### How to complete this task
In the data below, find each line that contains the word "erst" and copy it.
*** Records for this exercise Section Begins ***
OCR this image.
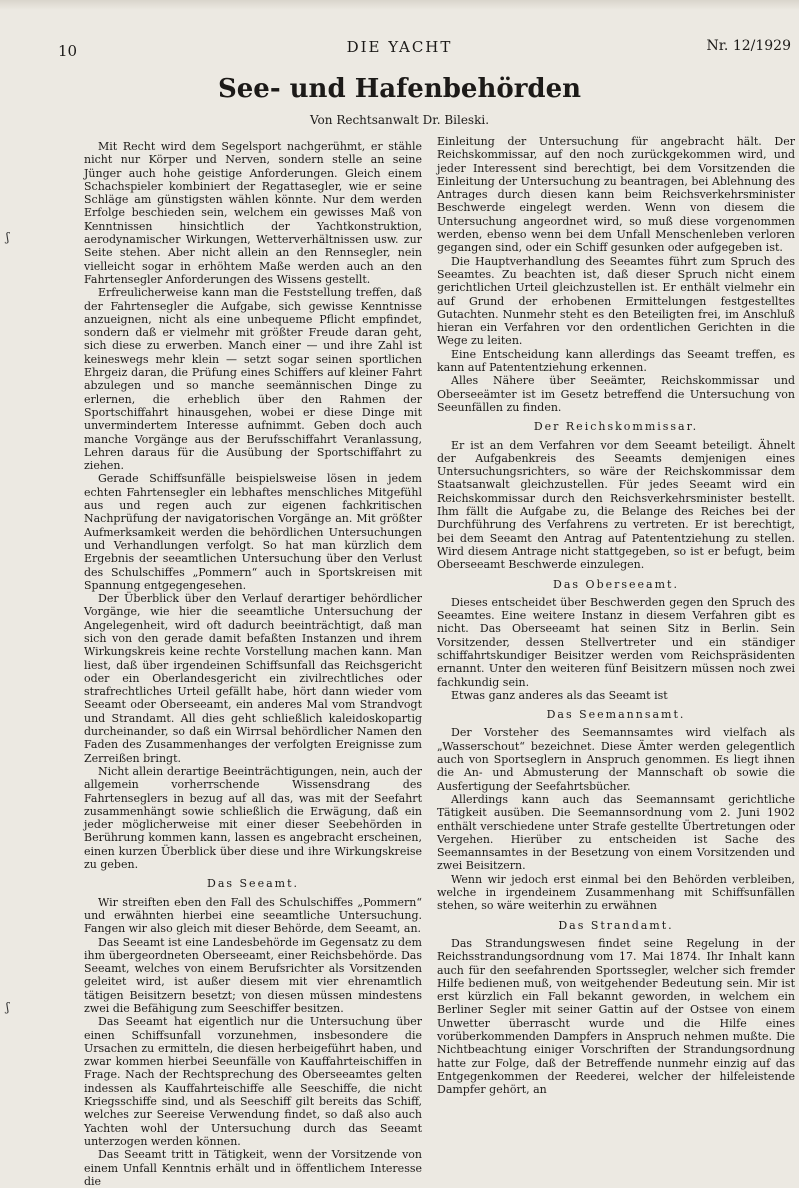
10	DIE YACHT	Nr. 12/1929
See- und Hafenbehörden
Von Rechtsanwalt Dr. Bileski.

Mit Recht wird dem Segelsport nachgerühmt, er stähle nicht nur Körper und Nerven, sondern stelle an seine Jünger auch hohe geistige Anforderungen. Gleich einem Schachspieler kombiniert der Regattasegler, wie er seine Schläge am günstigsten wählen könnte. Nur dem werden Erfolge beschieden sein, welchem ein gewisses Maß von Kenntnissen hinsichtlich der Yachtkonstruktion, aerodynamischer Wirkungen, Wetterverhältnissen usw. zur Seite stehen. Aber nicht allein an den Rennsegler, nein vielleicht sogar in erhöhtem Maße werden auch an den Fahrtensegler Anforderungen des Wissens gestellt.

Erfreulicherweise kann man die Feststellung treffen, daß der Fahrtensegler die Aufgabe, sich gewisse Kenntnisse anzueignen, nicht als eine unbequeme Pflicht empfindet, sondern daß er vielmehr mit größter Freude daran geht, sich diese zu erwerben. Manch einer — und ihre Zahl ist keineswegs mehr klein — setzt sogar seinen sportlichen Ehrgeiz daran, die Prüfung eines Schiffers auf kleiner Fahrt abzulegen und so manche seemännischen Dinge zu erlernen, die erheblich über den Rahmen der Sportschiffahrt hinausgehen, wobei er diese Dinge mit unvermindertem Interesse aufnimmt. Geben doch auch manche Vorgänge aus der Berufsschiffahrt Veranlassung, Lehren daraus für die Ausübung der Sportschiffahrt zu ziehen.

Gerade Schiffsunfälle beispielsweise lösen in jedem echten Fahrtensegler ein lebhaftes menschliches Mitgefühl aus und regen auch zur eigenen fachkritischen Nachprüfung der navigatorischen Vorgänge an. Mit größter Aufmerksamkeit werden die behördlichen Untersuchungen und Verhandlungen verfolgt. So hat man kürzlich dem Ergebnis der seeamtlichen Untersuchung über den Verlust des Schulschiffes „Pommern“ auch in Sportskreisen mit Spannung entgegengesehen.

Der Überblick über den Verlauf derartiger behördlicher Vorgänge, wie hier die seeamtliche Untersuchung der Angelegenheit, wird oft dadurch beeinträchtigt, daß man sich von den gerade damit befaßten Instanzen und ihrem Wirkungskreis keine rechte Vorstellung machen kann. Man liest, daß über irgendeinen Schiffsunfall das Reichsgericht oder ein Oberlandesgericht ein zivilrechtliches oder strafrechtliches Urteil gefällt habe, hört dann wieder vom Seeamt oder Oberseeamt, ein anderes Mal vom Strandvogt und Strandamt. All dies geht schließlich kaleidoskopartig durcheinander, so daß ein Wirrsal behördlicher Namen den Faden des Zusammenhanges der verfolgten Ereignisse zum Zerreißen bringt.

Nicht allein derartige Beeinträchtigungen, nein, auch der allgemein vorherrschende Wissensdrang des Fahrtenseglers in bezug auf all das, was mit der Seefahrt zusammenhängt sowie schließlich die Erwägung, daß ein jeder möglicherweise mit einer dieser Seebehörden in Berührung kommen kann, lassen es angebracht erscheinen, einen kurzen Überblick über diese und ihre Wirkungskreise zu geben.

Das Seeamt.

Wir streiften eben den Fall des Schulschiffes „Pommern“ und erwähnten hierbei eine seeamtliche Untersuchung. Fangen wir also gleich mit dieser Behörde, dem Seeamt, an.

Das Seeamt ist eine Landesbehörde im Gegensatz zu dem ihm übergeordneten Oberseeamt, einer Reichsbehörde. Das Seeamt, welches von einem Berufsrichter als Vorsitzenden geleitet wird, ist außer diesem mit vier ehrenamtlich tätigen Beisitzern besetzt; von diesen müssen mindestens zwei die Befähigung zum Seeschiffer besitzen.

Das Seeamt hat eigentlich nur die Untersuchung über einen Schiffsunfall vorzunehmen, insbesondere die Ursachen zu ermitteln, die diesen herbeigeführt haben, und zwar kommen hierbei Seeunfälle von Kauffahrteischiffen in Frage. Nach der Rechtsprechung des Oberseeamtes gelten indessen als Kauffahrteischiffe alle Seeschiffe, die nicht Kriegsschiffe sind, und als Seeschiff gilt bereits das Schiff, welches zur Seereise Verwendung findet, so daß also auch Yachten wohl der Untersuchung durch das Seeamt unterzogen werden können.

Das Seeamt tritt in Tätigkeit, wenn der Vorsitzende von einem Unfall Kenntnis erhält und in öffentlichem Interesse die

Einleitung der Untersuchung für angebracht hält. Der Reichskommissar, auf den noch zurückgekommen wird, und jeder Interessent sind berechtigt, bei dem Vorsitzenden die Einleitung der Untersuchung zu beantragen, bei Ablehnung des Antrages durch diesen kann beim Reichsverkehrsminister Beschwerde eingelegt werden. Wenn von diesem die Untersuchung angeordnet wird, so muß diese vorgenommen werden, ebenso wenn bei dem Unfall Menschenleben verloren gegangen sind, oder ein Schiff gesunken oder aufgegeben ist.

Die Hauptverhandlung des Seeamtes führt zum Spruch des Seeamtes. Zu beachten ist, daß dieser Spruch nicht einem gerichtlichen Urteil gleichzustellen ist. Er enthält vielmehr ein auf Grund der erhobenen Ermittelungen festgestelltes Gutachten. Nunmehr steht es den Beteiligten frei, im Anschluß hieran ein Verfahren vor den ordentlichen Gerichten in die Wege zu leiten.

Eine Entscheidung kann allerdings das Seeamt treffen, es kann auf Patententziehung erkennen.

Alles Nähere über Seeämter, Reichskommissar und Oberseeämter ist im Gesetz betreffend die Untersuchung von Seeunfällen zu finden.

Der Reichskommissar.

Er ist an dem Verfahren vor dem Seeamt beteiligt. Ähnelt der Aufgabenkreis des Seeamts demjenigen eines Untersuchungsrichters, so wäre der Reichskommissar dem Staatsanwalt gleichzustellen. Für jedes Seeamt wird ein Reichskommissar durch den Reichsverkehrsminister bestellt. Ihm fällt die Aufgabe zu, die Belange des Reiches bei der Durchführung des Verfahrens zu vertreten. Er ist berechtigt, bei dem Seeamt den Antrag auf Patententziehung zu stellen. Wird diesem Antrage nicht stattgegeben, so ist er befugt, beim Oberseeamt Beschwerde einzulegen.

Das Oberseeamt.

Dieses entscheidet über Beschwerden gegen den Spruch des Seeamtes. Eine weitere Instanz in diesem Verfahren gibt es nicht. Das Oberseeamt hat seinen Sitz in Berlin. Sein Vorsitzender, dessen Stellvertreter und ein ständiger schiffahrtskundiger Beisitzer werden vom Reichspräsidenten ernannt. Unter den weiteren fünf Beisitzern müssen noch zwei fachkundig sein.

Etwas ganz anderes als das Seeamt ist

Das Seemannsamt.

Der Vorsteher des Seemannsamtes wird vielfach als „Wasserschout“ bezeichnet. Diese Ämter werden gelegentlich auch von Sportseglern in Anspruch genommen. Es liegt ihnen die An- und Abmusterung der Mannschaft ob sowie die Ausfertigung der Seefahrtsbücher.

Allerdings kann auch das Seemannsamt gerichtliche Tätigkeit ausüben. Die Seemannsordnung vom 2. Juni 1902 enthält verschiedene unter Strafe gestellte Übertretungen oder Vergehen. Hierüber zu entscheiden ist Sache des Seemannsamtes in der Besetzung von einem Vorsitzenden und zwei Beisitzern.

Wenn wir jedoch erst einmal bei den Behörden verbleiben, welche in irgendeinem Zusammenhang mit Schiffsunfällen stehen, so wäre weiterhin zu erwähnen

Das Strandamt.

Das Strandungswesen findet seine Regelung in der Reichsstrandungsordnung vom 17. Mai 1874. Ihr Inhalt kann auch für den seefahrenden Sportssegler, welcher sich fremder Hilfe bedienen muß, von weitgehender Bedeutung sein. Mir ist erst kürzlich ein Fall bekannt geworden, in welchem ein Berliner Segler mit seiner Gattin auf der Ostsee von einem Unwetter überrascht wurde und die Hilfe eines vorüberkommenden Dampfers in Anspruch nehmen mußte. Die Nichtbeachtung einiger Vorschriften der Strandungsordnung hatte zur Folge, daß der Betreffende nunmehr einzig auf das Entgegenkommen der Reederei, welcher der hilfeleistende Dampfer gehört, an

ʃ
ʃ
*** Records for this exercise Section Ends ***
### Response box
Wenn wir jedoch erst einmal bei den Behörden verbleiben, welche in irgendeinem Zusammenhang mit Schiffsunfällen stehen, so wäre weiterhin zu erwähnen
Das Strandungswesen findet seine Regelung in der Reichsstrandungsordnung vom 17. Mai 1874. Ihr Inhalt kann auch für den seefahrenden Sportssegler, welcher sich fremder Hilfe bedienen muß, von weitgehender Bedeutung sein. Mir ist erst kürzlich ein Fall bekannt geworden, in welchem ein Berliner Segler mit seiner Gattin auf der Ostsee von einem Unwetter überrascht wurde und die Hilfe eines vorüberkommenden Dampfers in Anspruch nehmen mußte. Die Nichtbeachtung einiger Vorschriften der Strandungsordnung hatte zur Folge, daß der Betreffende nunmehr einzig auf das Entgegenkommen der Reederei, welcher der hilfeleistende Dampfer gehört, an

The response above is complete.